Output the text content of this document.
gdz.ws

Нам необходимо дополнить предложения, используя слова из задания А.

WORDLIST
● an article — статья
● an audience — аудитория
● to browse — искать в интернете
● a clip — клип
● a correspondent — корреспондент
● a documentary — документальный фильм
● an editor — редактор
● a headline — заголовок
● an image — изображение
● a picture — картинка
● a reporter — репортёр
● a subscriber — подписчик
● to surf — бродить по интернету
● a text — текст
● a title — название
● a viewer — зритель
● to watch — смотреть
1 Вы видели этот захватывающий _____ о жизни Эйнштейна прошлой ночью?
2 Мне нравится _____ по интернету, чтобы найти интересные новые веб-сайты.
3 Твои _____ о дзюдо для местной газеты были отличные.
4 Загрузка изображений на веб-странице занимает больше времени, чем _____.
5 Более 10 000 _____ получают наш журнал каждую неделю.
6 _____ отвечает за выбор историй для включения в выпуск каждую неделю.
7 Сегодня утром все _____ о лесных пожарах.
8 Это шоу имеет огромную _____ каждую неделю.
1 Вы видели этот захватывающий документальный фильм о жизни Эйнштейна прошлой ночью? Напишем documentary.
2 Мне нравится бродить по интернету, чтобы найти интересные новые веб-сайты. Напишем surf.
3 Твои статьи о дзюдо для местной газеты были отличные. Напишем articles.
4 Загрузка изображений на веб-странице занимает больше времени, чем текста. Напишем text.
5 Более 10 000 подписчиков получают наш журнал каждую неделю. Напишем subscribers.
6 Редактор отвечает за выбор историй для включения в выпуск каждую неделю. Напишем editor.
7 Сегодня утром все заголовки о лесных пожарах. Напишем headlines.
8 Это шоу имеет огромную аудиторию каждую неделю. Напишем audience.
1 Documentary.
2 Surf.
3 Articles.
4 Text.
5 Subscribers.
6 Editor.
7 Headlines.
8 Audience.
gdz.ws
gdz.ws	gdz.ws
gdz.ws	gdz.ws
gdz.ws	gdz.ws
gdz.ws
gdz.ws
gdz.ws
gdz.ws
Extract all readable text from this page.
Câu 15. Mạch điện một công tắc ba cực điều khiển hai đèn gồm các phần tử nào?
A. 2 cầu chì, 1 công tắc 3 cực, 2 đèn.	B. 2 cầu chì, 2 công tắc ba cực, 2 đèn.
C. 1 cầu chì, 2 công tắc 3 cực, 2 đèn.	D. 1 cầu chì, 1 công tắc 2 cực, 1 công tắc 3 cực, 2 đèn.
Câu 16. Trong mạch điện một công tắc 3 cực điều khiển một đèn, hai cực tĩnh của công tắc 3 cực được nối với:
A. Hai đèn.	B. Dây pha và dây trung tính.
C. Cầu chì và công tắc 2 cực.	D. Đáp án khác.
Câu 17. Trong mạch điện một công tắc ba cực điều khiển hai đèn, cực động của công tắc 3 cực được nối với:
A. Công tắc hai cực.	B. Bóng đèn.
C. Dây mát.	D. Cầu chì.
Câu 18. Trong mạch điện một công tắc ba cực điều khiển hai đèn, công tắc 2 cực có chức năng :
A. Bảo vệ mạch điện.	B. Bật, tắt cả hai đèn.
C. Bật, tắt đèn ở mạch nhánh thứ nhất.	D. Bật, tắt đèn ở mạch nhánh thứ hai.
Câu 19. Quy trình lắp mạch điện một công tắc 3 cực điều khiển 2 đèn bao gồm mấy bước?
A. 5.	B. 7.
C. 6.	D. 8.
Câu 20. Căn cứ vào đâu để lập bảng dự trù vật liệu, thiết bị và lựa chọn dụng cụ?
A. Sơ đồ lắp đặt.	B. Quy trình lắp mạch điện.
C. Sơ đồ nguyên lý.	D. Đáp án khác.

= = = = = = =

Written exercise: Pull out every line in the material above where "điện" occurs.

Result:
Câu 15. Mạch điện một công tắc ba cực điều khiển hai đèn gồm các phần tử nào?
Câu 16. Trong mạch điện một công tắc 3 cực điều khiển một đèn, hai cực tĩnh của công tắc 3 cực được nối với:
Câu 17. Trong mạch điện một công tắc ba cực điều khiển hai đèn, cực động của công tắc 3 cực được nối với:
Câu 18. Trong mạch điện một công tắc ba cực điều khiển hai đèn, công tắc 2 cực có chức năng :
A. Bảo vệ mạch điện.	B. Bật, tắt cả hai đèn.
Câu 19. Quy trình lắp mạch điện một công tắc 3 cực điều khiển 2 đèn bao gồm mấy bước?
A. Sơ đồ lắp đặt.	B. Quy trình lắp mạch điện.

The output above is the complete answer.